• _Exercise objective_
Examine the material below. Gather every line in which the string "type" appears.

• _Records to process_
----

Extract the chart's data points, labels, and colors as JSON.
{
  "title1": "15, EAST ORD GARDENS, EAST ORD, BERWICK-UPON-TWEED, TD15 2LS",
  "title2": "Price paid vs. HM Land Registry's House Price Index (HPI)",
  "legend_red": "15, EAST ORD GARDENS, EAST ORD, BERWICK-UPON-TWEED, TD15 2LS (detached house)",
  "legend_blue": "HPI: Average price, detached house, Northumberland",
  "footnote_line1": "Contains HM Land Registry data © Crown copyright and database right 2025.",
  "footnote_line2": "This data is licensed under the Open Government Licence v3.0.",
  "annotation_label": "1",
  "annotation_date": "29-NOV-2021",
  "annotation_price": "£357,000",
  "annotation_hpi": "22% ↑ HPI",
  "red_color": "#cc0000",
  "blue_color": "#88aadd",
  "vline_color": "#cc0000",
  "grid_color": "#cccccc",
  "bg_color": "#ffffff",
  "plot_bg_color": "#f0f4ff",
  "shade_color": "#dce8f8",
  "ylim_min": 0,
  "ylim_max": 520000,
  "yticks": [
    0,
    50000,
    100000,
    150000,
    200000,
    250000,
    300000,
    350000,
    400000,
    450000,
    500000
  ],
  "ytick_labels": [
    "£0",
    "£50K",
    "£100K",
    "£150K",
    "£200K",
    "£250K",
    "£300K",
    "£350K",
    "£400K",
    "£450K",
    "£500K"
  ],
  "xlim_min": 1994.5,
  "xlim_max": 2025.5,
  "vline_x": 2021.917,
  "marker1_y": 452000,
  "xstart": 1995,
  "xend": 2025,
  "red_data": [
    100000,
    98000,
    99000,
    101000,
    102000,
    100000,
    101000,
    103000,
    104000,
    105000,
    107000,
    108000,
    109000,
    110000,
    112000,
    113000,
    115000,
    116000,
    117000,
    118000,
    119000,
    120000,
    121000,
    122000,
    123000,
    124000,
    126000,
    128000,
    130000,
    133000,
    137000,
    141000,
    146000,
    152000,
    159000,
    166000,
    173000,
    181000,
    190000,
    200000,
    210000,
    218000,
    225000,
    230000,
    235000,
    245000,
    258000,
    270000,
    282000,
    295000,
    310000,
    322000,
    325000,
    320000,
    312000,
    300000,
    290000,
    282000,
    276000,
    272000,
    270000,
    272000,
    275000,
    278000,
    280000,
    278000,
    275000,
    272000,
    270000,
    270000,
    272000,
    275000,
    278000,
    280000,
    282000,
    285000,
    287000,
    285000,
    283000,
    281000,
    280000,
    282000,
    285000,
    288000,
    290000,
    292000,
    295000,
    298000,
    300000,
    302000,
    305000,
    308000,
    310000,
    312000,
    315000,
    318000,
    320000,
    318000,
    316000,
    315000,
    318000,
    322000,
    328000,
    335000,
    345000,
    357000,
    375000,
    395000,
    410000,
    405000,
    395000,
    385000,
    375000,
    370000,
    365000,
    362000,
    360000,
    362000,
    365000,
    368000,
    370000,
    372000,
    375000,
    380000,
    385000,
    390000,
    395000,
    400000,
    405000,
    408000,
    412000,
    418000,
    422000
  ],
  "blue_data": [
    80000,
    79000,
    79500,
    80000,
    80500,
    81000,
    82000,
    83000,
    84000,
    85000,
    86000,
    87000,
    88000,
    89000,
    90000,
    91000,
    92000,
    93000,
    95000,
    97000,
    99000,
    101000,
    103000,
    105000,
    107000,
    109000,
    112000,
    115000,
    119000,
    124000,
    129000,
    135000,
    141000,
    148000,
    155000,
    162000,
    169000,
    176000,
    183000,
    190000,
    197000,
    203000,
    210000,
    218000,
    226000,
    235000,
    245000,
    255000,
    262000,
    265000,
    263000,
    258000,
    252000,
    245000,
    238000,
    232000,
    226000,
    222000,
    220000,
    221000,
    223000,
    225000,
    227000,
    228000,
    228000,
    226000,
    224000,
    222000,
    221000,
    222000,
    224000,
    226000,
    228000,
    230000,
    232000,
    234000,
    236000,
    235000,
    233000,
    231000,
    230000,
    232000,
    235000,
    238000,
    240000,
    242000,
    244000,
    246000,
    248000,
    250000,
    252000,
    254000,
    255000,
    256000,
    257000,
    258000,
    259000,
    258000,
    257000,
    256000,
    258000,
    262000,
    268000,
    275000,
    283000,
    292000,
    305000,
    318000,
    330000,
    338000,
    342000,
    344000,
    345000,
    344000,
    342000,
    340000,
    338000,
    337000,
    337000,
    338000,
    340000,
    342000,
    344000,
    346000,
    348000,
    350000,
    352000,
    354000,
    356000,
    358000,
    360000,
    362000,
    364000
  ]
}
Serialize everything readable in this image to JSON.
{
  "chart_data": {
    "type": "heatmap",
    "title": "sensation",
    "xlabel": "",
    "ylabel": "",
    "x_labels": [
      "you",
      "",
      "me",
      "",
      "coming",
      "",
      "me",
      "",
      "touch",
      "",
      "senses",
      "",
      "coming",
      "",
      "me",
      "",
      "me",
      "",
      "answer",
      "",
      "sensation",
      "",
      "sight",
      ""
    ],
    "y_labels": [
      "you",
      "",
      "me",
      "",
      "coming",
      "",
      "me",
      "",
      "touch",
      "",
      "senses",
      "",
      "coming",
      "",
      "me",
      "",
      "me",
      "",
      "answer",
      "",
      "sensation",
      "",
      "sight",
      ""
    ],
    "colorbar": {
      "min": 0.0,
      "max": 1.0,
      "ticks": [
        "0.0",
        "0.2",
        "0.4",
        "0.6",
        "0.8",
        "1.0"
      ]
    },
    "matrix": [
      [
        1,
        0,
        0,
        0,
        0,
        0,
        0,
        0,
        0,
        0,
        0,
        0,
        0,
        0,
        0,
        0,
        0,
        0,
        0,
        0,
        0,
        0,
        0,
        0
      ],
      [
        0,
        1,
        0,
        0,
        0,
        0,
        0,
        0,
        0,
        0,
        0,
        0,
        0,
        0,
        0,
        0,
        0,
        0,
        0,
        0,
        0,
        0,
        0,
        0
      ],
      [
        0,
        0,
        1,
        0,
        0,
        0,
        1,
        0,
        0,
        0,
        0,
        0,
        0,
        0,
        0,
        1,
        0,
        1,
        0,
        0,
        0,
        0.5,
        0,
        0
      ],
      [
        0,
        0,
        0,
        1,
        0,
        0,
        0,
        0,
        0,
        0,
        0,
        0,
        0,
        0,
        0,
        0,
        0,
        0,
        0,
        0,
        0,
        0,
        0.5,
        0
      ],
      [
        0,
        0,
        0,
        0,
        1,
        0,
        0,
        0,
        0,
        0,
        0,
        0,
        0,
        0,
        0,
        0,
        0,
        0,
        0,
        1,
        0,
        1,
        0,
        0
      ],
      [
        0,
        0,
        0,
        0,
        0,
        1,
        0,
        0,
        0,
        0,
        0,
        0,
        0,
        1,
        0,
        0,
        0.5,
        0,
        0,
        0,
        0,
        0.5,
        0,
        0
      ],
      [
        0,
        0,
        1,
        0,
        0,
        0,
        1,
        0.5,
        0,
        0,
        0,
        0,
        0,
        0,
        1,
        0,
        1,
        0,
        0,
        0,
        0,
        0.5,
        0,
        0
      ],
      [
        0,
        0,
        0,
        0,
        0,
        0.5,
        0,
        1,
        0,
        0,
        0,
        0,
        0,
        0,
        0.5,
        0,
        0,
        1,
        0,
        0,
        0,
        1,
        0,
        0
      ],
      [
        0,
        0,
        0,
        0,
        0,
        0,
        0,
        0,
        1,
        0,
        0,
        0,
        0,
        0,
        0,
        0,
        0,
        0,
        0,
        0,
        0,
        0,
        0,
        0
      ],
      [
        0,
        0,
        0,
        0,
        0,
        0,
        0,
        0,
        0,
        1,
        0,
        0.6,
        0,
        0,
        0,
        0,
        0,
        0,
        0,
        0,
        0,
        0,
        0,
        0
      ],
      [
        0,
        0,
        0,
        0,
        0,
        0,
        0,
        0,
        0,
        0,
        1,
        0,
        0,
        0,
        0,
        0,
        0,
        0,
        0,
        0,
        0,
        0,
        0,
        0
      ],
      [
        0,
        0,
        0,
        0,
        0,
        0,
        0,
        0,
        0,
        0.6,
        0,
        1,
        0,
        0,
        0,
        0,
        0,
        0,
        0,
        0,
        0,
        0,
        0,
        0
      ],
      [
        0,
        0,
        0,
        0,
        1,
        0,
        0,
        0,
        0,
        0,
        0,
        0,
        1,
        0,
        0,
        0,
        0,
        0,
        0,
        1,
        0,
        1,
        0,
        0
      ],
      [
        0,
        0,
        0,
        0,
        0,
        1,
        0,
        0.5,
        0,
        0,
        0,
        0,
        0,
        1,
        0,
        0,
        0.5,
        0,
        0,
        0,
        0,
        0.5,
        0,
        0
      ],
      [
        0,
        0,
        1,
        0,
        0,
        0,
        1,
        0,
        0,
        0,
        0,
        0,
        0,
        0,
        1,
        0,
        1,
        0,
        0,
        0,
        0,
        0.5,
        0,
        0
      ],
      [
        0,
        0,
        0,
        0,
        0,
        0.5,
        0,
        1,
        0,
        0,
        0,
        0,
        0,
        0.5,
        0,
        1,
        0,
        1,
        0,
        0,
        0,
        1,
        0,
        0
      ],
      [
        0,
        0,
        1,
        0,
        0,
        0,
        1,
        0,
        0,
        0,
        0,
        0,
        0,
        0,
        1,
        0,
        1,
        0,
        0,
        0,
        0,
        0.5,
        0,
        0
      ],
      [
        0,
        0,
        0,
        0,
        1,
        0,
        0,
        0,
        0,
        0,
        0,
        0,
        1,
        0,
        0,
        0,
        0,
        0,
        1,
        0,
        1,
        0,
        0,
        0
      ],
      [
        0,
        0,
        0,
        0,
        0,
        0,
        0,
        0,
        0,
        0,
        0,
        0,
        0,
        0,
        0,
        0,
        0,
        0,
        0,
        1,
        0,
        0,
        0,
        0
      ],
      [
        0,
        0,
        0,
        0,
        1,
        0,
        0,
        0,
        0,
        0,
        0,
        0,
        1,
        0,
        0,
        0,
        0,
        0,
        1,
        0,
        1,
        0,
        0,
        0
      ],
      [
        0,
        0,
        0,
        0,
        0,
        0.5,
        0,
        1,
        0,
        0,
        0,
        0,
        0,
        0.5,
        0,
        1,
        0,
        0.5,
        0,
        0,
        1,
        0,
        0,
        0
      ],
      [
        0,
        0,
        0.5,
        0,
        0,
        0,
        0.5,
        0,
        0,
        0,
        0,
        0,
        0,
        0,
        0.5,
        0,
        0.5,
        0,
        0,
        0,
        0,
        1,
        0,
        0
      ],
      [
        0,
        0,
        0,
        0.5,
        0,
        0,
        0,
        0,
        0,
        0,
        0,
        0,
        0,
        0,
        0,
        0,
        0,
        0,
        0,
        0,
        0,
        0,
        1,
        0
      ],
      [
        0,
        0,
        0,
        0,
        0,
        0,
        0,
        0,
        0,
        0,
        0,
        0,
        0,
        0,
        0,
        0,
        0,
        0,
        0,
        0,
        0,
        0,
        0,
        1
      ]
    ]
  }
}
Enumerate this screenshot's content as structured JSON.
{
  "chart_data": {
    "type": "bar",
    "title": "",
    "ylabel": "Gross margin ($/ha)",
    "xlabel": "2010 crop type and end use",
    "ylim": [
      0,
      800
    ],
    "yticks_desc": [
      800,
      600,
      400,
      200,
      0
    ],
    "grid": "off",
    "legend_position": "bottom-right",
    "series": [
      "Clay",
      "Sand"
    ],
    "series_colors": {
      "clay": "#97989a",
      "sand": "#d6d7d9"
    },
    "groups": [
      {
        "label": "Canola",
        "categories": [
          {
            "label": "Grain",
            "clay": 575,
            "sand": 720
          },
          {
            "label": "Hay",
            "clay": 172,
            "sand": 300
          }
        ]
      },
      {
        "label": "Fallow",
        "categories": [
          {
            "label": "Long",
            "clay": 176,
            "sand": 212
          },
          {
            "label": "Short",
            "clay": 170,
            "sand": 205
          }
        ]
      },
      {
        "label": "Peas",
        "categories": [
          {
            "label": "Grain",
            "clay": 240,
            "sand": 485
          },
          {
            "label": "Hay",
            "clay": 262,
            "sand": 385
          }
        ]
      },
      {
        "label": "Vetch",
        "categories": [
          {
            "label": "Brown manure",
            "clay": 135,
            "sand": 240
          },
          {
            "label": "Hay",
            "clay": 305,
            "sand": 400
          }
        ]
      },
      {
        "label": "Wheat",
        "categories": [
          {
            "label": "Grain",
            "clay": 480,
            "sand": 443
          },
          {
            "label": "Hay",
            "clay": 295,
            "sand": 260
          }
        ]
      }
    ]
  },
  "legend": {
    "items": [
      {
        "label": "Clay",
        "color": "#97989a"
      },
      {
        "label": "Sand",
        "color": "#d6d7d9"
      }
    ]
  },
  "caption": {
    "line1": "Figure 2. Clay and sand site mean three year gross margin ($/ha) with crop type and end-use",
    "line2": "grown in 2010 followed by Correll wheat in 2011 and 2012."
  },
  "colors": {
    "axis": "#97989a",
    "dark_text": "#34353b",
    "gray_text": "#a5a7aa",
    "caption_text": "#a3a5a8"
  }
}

----

• _Output for this exercise_
    "type": "heatmap",
    "type": "bar",
    "xlabel": "2010 crop type and end use",
    "line1": "Figure 2. Clay and sand site mean three year gross margin ($/ha) with crop type and end-use",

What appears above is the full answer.